> Directions
Wherever a line in the data below holds "confident", copy that line.
** Start Records supplied **
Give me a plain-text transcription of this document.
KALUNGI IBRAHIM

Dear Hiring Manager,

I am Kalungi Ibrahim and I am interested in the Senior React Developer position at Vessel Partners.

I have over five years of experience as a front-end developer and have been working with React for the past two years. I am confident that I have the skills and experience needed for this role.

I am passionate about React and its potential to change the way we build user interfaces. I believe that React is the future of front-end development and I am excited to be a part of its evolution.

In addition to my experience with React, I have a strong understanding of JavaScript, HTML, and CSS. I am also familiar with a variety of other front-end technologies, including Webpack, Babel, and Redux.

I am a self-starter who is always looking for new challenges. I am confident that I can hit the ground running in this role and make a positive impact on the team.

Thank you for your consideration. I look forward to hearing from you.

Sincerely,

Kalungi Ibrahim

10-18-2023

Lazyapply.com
** End Records supplied **
> Written solution
I have over five years of experience as a front-end developer and have been working with React for the past two years. I am confident that I have the skills and experience needed for this role.
I am a self-starter who is always looking for new challenges. I am confident that I can hit the ground running in this role and make a positive impact on the team.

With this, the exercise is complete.